**Record set**
___
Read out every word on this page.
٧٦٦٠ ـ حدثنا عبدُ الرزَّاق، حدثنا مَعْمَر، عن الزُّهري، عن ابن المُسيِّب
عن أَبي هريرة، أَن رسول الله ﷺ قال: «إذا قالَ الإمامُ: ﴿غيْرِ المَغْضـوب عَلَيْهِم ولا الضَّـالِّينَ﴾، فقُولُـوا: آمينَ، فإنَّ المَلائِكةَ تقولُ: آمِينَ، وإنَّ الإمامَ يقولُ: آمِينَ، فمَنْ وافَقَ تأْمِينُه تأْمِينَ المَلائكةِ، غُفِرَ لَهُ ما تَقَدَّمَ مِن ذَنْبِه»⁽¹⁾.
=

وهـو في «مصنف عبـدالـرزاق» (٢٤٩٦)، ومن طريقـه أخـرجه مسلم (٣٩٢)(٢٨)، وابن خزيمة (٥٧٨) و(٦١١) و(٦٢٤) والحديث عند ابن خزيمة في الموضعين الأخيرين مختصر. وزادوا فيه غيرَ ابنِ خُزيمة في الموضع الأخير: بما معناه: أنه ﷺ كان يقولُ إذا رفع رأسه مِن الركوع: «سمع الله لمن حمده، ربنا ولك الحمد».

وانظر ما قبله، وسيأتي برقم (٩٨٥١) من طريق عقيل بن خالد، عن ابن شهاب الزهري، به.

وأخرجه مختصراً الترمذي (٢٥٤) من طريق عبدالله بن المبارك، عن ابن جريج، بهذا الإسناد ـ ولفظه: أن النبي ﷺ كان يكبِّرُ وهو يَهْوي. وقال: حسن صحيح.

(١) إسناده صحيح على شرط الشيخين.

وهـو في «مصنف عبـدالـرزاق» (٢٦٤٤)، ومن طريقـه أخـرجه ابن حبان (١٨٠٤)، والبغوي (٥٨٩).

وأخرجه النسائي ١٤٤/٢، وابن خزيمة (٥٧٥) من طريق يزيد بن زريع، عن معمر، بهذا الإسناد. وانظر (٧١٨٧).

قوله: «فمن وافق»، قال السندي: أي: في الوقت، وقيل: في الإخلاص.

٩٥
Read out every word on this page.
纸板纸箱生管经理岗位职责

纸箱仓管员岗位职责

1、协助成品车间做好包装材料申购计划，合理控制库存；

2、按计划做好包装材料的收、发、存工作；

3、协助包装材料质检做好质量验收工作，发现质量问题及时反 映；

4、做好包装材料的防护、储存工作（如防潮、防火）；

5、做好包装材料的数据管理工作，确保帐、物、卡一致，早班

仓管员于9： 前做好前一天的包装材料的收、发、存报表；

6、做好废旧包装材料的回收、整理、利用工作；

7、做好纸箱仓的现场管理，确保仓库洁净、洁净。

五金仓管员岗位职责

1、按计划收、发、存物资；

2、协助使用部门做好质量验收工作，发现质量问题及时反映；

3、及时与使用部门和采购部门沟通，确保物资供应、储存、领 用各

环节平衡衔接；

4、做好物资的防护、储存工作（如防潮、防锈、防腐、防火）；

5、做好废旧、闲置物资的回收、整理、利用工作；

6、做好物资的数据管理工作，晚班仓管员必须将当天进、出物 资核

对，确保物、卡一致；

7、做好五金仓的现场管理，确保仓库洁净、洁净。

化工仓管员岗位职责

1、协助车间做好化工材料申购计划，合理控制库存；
___
**Short exercise**
Restate each record word for word.

**Complete response**
Read out every word on this page.
٧٦٦٠ ـ حدثنا عبدُ الرزَّاق، حدثنا مَعْمَر، عن الزُّهري، عن ابن المُسيِّب
عن أَبي هريرة، أَن رسول الله ﷺ قال: «إذا قالَ الإمامُ: ﴿غيْرِ المَغْضـوب عَلَيْهِم ولا الضَّـالِّينَ﴾، فقُولُـوا: آمينَ، فإنَّ المَلائِكةَ تقولُ: آمِينَ، وإنَّ الإمامَ يقولُ: آمِينَ، فمَنْ وافَقَ تأْمِينُه تأْمِينَ المَلائكةِ، غُفِرَ لَهُ ما تَقَدَّمَ مِن ذَنْبِه»⁽¹⁾.
=

وهـو في «مصنف عبـدالـرزاق» (٢٤٩٦)، ومن طريقـه أخـرجه مسلم (٣٩٢)(٢٨)، وابن خزيمة (٥٧٨) و(٦١١) و(٦٢٤) والحديث عند ابن خزيمة في الموضعين الأخيرين مختصر. وزادوا فيه غيرَ ابنِ خُزيمة في الموضع الأخير: بما معناه: أنه ﷺ كان يقولُ إذا رفع رأسه مِن الركوع: «سمع الله لمن حمده، ربنا ولك الحمد».

وانظر ما قبله، وسيأتي برقم (٩٨٥١) من طريق عقيل بن خالد، عن ابن شهاب الزهري، به.

وأخرجه مختصراً الترمذي (٢٥٤) من طريق عبدالله بن المبارك، عن ابن جريج، بهذا الإسناد ـ ولفظه: أن النبي ﷺ كان يكبِّرُ وهو يَهْوي. وقال: حسن صحيح.

(١) إسناده صحيح على شرط الشيخين.

وهـو في «مصنف عبـدالـرزاق» (٢٦٤٤)، ومن طريقـه أخـرجه ابن حبان (١٨٠٤)، والبغوي (٥٨٩).

وأخرجه النسائي ١٤٤/٢، وابن خزيمة (٥٧٥) من طريق يزيد بن زريع، عن معمر، بهذا الإسناد. وانظر (٧١٨٧).

قوله: «فمن وافق»، قال السندي: أي: في الوقت، وقيل: في الإخلاص.

٩٥
Read out every word on this page.
纸板纸箱生管经理岗位职责

纸箱仓管员岗位职责

1、协助成品车间做好包装材料申购计划，合理控制库存；

2、按计划做好包装材料的收、发、存工作；

3、协助包装材料质检做好质量验收工作，发现质量问题及时反 映；

4、做好包装材料的防护、储存工作（如防潮、防火）；

5、做好包装材料的数据管理工作，确保帐、物、卡一致，早班

仓管员于9： 前做好前一天的包装材料的收、发、存报表；

6、做好废旧包装材料的回收、整理、利用工作；

7、做好纸箱仓的现场管理，确保仓库洁净、洁净。

五金仓管员岗位职责

1、按计划收、发、存物资；

2、协助使用部门做好质量验收工作，发现质量问题及时反映；

3、及时与使用部门和采购部门沟通，确保物资供应、储存、领 用各

环节平衡衔接；

4、做好物资的防护、储存工作（如防潮、防锈、防腐、防火）；

5、做好废旧、闲置物资的回收、整理、利用工作；

6、做好物资的数据管理工作，晚班仓管员必须将当天进、出物 资核

对，确保物、卡一致；

7、做好五金仓的现场管理，确保仓库洁净、洁净。

化工仓管员岗位职责

1、协助车间做好化工材料申购计划，合理控制库存；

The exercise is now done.